__PROBLEM DETAILS__.
Your task is to reproduce the material exactly.

__EXCERPTED DATA__.

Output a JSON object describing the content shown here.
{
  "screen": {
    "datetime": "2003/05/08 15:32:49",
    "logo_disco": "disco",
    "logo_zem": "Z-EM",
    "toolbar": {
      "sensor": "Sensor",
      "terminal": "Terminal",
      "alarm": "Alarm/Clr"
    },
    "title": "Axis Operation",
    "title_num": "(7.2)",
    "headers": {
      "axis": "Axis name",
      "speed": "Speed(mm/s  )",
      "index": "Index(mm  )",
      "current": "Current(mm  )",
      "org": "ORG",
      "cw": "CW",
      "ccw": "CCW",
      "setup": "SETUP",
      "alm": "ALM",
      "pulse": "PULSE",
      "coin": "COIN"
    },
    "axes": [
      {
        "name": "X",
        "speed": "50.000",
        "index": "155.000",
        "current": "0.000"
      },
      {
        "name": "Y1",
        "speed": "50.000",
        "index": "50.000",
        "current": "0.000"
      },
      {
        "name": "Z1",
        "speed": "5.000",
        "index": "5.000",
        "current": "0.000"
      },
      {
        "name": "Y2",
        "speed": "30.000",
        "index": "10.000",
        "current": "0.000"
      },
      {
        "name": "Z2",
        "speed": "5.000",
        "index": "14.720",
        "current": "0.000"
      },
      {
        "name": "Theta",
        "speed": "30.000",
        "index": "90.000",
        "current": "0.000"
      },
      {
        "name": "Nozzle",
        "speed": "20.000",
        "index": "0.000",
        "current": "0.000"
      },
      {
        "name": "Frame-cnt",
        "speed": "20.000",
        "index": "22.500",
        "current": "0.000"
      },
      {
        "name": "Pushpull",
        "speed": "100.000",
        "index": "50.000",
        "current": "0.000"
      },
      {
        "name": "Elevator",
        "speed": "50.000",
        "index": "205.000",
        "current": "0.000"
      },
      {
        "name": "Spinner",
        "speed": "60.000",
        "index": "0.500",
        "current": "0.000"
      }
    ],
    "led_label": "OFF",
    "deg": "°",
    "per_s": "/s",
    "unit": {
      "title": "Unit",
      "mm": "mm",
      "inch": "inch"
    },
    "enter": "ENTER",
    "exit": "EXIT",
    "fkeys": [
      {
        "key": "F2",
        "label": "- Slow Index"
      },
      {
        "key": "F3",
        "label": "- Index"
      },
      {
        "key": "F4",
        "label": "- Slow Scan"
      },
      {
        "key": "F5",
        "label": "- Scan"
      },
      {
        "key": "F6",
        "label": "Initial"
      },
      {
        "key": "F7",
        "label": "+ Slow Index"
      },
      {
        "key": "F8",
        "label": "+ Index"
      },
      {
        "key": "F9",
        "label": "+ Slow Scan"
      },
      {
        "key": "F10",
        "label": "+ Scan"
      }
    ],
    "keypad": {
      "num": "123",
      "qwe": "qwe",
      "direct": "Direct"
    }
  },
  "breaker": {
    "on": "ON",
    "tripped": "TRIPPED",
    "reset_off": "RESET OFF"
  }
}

__RESPONSE TO THIS TASK__.
Output a JSON object describing the content shown here.
{
  "screen": {
    "datetime": "2003/05/08 15:32:49",
    "logo_disco": "disco",
    "logo_zem": "Z-EM",
    "toolbar": {
      "sensor": "Sensor",
      "terminal": "Terminal",
      "alarm": "Alarm/Clr"
    },
    "title": "Axis Operation",
    "title_num": "(7.2)",
    "headers": {
      "axis": "Axis name",
      "speed": "Speed(mm/s  )",
      "index": "Index(mm  )",
      "current": "Current(mm  )",
      "org": "ORG",
      "cw": "CW",
      "ccw": "CCW",
      "setup": "SETUP",
      "alm": "ALM",
      "pulse": "PULSE",
      "coin": "COIN"
    },
    "axes": [
      {
        "name": "X",
        "speed": "50.000",
        "index": "155.000",
        "current": "0.000"
      },
      {
        "name": "Y1",
        "speed": "50.000",
        "index": "50.000",
        "current": "0.000"
      },
      {
        "name": "Z1",
        "speed": "5.000",
        "index": "5.000",
        "current": "0.000"
      },
      {
        "name": "Y2",
        "speed": "30.000",
        "index": "10.000",
        "current": "0.000"
      },
      {
        "name": "Z2",
        "speed": "5.000",
        "index": "14.720",
        "current": "0.000"
      },
      {
        "name": "Theta",
        "speed": "30.000",
        "index": "90.000",
        "current": "0.000"
      },
      {
        "name": "Nozzle",
        "speed": "20.000",
        "index": "0.000",
        "current": "0.000"
      },
      {
        "name": "Frame-cnt",
        "speed": "20.000",
        "index": "22.500",
        "current": "0.000"
      },
      {
        "name": "Pushpull",
        "speed": "100.000",
        "index": "50.000",
        "current": "0.000"
      },
      {
        "name": "Elevator",
        "speed": "50.000",
        "index": "205.000",
        "current": "0.000"
      },
      {
        "name": "Spinner",
        "speed": "60.000",
        "index": "0.500",
        "current": "0.000"
      }
    ],
    "led_label": "OFF",
    "deg": "°",
    "per_s": "/s",
    "unit": {
      "title": "Unit",
      "mm": "mm",
      "inch": "inch"
    },
    "enter": "ENTER",
    "exit": "EXIT",
    "fkeys": [
      {
        "key": "F2",
        "label": "- Slow Index"
      },
      {
        "key": "F3",
        "label": "- Index"
      },
      {
        "key": "F4",
        "label": "- Slow Scan"
      },
      {
        "key": "F5",
        "label": "- Scan"
      },
      {
        "key": "F6",
        "label": "Initial"
      },
      {
        "key": "F7",
        "label": "+ Slow Index"
      },
      {
        "key": "F8",
        "label": "+ Index"
      },
      {
        "key": "F9",
        "label": "+ Slow Scan"
      },
      {
        "key": "F10",
        "label": "+ Scan"
      }
    ],
    "keypad": {
      "num": "123",
      "qwe": "qwe",
      "direct": "Direct"
    }
  },
  "breaker": {
    "on": "ON",
    "tripped": "TRIPPED",
    "reset_off": "RESET OFF"
  }
}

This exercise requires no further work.